*EXERCISE:* Extract the listing in its entirety, keeping each line identical to the original.

--- BEGIN TASK INPUTS ---

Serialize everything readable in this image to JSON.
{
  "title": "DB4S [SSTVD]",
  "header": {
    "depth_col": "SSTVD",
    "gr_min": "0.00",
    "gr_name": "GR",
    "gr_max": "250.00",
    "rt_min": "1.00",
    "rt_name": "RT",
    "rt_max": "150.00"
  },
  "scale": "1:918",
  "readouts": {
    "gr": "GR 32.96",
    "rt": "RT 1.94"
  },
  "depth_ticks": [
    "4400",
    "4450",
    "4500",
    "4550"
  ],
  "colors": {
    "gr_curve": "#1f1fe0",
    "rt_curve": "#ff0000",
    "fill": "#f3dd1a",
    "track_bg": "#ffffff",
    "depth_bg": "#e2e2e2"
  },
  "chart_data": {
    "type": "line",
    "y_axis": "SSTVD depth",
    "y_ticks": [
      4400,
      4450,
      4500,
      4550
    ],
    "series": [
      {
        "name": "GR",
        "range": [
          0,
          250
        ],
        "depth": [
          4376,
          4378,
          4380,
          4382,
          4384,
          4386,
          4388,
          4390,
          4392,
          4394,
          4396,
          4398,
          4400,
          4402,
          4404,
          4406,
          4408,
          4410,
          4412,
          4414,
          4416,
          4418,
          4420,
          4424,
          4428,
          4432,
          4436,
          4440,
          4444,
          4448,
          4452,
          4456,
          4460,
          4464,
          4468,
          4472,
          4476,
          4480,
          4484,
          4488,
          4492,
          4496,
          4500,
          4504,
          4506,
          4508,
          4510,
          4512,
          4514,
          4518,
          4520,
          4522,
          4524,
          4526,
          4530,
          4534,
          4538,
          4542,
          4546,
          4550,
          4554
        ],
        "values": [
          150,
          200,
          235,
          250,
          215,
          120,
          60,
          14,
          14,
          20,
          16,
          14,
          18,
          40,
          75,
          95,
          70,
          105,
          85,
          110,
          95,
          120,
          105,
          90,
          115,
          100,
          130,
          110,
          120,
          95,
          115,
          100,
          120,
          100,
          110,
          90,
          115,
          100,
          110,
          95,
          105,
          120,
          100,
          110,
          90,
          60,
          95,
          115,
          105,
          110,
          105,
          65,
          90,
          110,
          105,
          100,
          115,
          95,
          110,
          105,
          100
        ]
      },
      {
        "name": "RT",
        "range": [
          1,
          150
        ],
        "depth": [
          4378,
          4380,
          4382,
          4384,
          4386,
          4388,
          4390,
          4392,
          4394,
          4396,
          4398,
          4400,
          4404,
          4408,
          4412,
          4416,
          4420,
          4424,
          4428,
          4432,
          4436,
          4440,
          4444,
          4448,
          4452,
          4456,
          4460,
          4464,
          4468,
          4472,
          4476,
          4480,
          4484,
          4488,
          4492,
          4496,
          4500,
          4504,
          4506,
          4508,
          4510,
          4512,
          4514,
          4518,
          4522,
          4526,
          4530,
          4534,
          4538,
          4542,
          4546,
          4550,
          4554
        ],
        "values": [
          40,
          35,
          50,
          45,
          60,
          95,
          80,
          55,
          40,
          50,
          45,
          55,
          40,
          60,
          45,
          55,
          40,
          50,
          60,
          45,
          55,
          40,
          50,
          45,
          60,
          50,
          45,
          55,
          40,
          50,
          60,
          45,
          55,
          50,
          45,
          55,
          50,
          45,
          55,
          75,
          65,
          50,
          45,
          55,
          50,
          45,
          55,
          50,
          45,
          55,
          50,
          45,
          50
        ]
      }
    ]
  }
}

--- END TASK INPUTS ---

*WRITTEN RESPONSE:*
Serialize everything readable in this image to JSON.
{
  "title": "DB4S [SSTVD]",
  "header": {
    "depth_col": "SSTVD",
    "gr_min": "0.00",
    "gr_name": "GR",
    "gr_max": "250.00",
    "rt_min": "1.00",
    "rt_name": "RT",
    "rt_max": "150.00"
  },
  "scale": "1:918",
  "readouts": {
    "gr": "GR 32.96",
    "rt": "RT 1.94"
  },
  "depth_ticks": [
    "4400",
    "4450",
    "4500",
    "4550"
  ],
  "colors": {
    "gr_curve": "#1f1fe0",
    "rt_curve": "#ff0000",
    "fill": "#f3dd1a",
    "track_bg": "#ffffff",
    "depth_bg": "#e2e2e2"
  },
  "chart_data": {
    "type": "line",
    "y_axis": "SSTVD depth",
    "y_ticks": [
      4400,
      4450,
      4500,
      4550
    ],
    "series": [
      {
        "name": "GR",
        "range": [
          0,
          250
        ],
        "depth": [
          4376,
          4378,
          4380,
          4382,
          4384,
          4386,
          4388,
          4390,
          4392,
          4394,
          4396,
          4398,
          4400,
          4402,
          4404,
          4406,
          4408,
          4410,
          4412,
          4414,
          4416,
          4418,
          4420,
          4424,
          4428,
          4432,
          4436,
          4440,
          4444,
          4448,
          4452,
          4456,
          4460,
          4464,
          4468,
          4472,
          4476,
          4480,
          4484,
          4488,
          4492,
          4496,
          4500,
          4504,
          4506,
          4508,
          4510,
          4512,
          4514,
          4518,
          4520,
          4522,
          4524,
          4526,
          4530,
          4534,
          4538,
          4542,
          4546,
          4550,
          4554
        ],
        "values": [
          150,
          200,
          235,
          250,
          215,
          120,
          60,
          14,
          14,
          20,
          16,
          14,
          18,
          40,
          75,
          95,
          70,
          105,
          85,
          110,
          95,
          120,
          105,
          90,
          115,
          100,
          130,
          110,
          120,
          95,
          115,
          100,
          120,
          100,
          110,
          90,
          115,
          100,
          110,
          95,
          105,
          120,
          100,
          110,
          90,
          60,
          95,
          115,
          105,
          110,
          105,
          65,
          90,
          110,
          105,
          100,
          115,
          95,
          110,
          105,
          100
        ]
      },
      {
        "name": "RT",
        "range": [
          1,
          150
        ],
        "depth": [
          4378,
          4380,
          4382,
          4384,
          4386,
          4388,
          4390,
          4392,
          4394,
          4396,
          4398,
          4400,
          4404,
          4408,
          4412,
          4416,
          4420,
          4424,
          4428,
          4432,
          4436,
          4440,
          4444,
          4448,
          4452,
          4456,
          4460,
          4464,
          4468,
          4472,
          4476,
          4480,
          4484,
          4488,
          4492,
          4496,
          4500,
          4504,
          4506,
          4508,
          4510,
          4512,
          4514,
          4518,
          4522,
          4526,
          4530,
          4534,
          4538,
          4542,
          4546,
          4550,
          4554
        ],
        "values": [
          40,
          35,
          50,
          45,
          60,
          95,
          80,
          55,
          40,
          50,
          45,
          55,
          40,
          60,
          45,
          55,
          40,
          50,
          60,
          45,
          55,
          40,
          50,
          45,
          60,
          50,
          45,
          55,
          40,
          50,
          60,
          45,
          55,
          50,
          45,
          55,
          50,
          45,
          55,
          75,
          65,
          50,
          45,
          55,
          50,
          45,
          55,
          50,
          45,
          55,
          50,
          45,
          50
        ]
      }
    ]
  }
}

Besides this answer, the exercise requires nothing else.